To be done. Leave the pictures out and transcribe every record exactly.

#### Records for this exercise

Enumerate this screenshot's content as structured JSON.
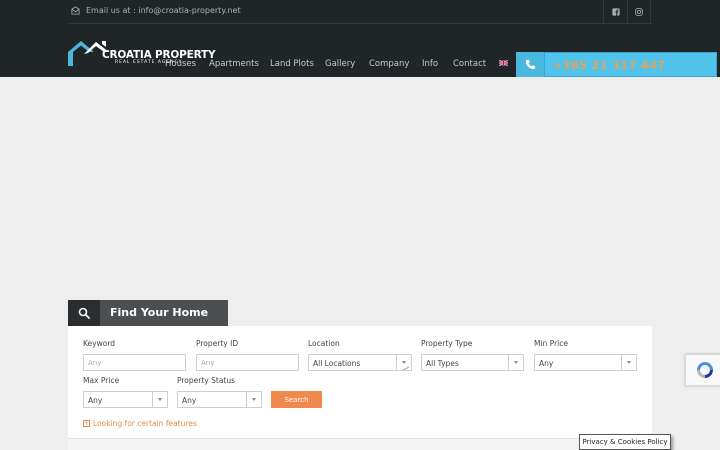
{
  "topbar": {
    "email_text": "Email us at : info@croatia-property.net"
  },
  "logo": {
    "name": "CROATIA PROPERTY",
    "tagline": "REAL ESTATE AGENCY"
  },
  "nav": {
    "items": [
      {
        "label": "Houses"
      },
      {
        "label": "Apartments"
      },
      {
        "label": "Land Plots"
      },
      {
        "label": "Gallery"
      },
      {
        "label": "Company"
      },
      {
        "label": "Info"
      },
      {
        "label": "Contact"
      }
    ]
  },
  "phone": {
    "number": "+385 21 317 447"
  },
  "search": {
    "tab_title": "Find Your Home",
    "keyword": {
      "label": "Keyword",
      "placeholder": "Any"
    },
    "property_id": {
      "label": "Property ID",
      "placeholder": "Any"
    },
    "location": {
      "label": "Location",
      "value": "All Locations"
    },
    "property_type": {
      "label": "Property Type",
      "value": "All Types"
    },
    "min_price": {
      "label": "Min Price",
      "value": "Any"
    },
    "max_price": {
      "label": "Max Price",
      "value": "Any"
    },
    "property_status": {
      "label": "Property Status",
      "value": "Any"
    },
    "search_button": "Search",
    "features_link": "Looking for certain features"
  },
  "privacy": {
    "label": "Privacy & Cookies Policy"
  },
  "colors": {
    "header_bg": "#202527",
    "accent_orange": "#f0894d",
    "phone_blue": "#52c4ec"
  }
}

########

Result.
Enumerate this screenshot's content as structured JSON.
{
  "topbar": {
    "email_text": "Email us at : info@croatia-property.net"
  },
  "logo": {
    "name": "CROATIA PROPERTY",
    "tagline": "REAL ESTATE AGENCY"
  },
  "nav": {
    "items": [
      {
        "label": "Houses"
      },
      {
        "label": "Apartments"
      },
      {
        "label": "Land Plots"
      },
      {
        "label": "Gallery"
      },
      {
        "label": "Company"
      },
      {
        "label": "Info"
      },
      {
        "label": "Contact"
      }
    ]
  },
  "phone": {
    "number": "+385 21 317 447"
  },
  "search": {
    "tab_title": "Find Your Home",
    "keyword": {
      "label": "Keyword",
      "placeholder": "Any"
    },
    "property_id": {
      "label": "Property ID",
      "placeholder": "Any"
    },
    "location": {
      "label": "Location",
      "value": "All Locations"
    },
    "property_type": {
      "label": "Property Type",
      "value": "All Types"
    },
    "min_price": {
      "label": "Min Price",
      "value": "Any"
    },
    "max_price": {
      "label": "Max Price",
      "value": "Any"
    },
    "property_status": {
      "label": "Property Status",
      "value": "Any"
    },
    "search_button": "Search",
    "features_link": "Looking for certain features"
  },
  "privacy": {
    "label": "Privacy & Cookies Policy"
  },
  "colors": {
    "header_bg": "#202527",
    "accent_orange": "#f0894d",
    "phone_blue": "#52c4ec"
  }
}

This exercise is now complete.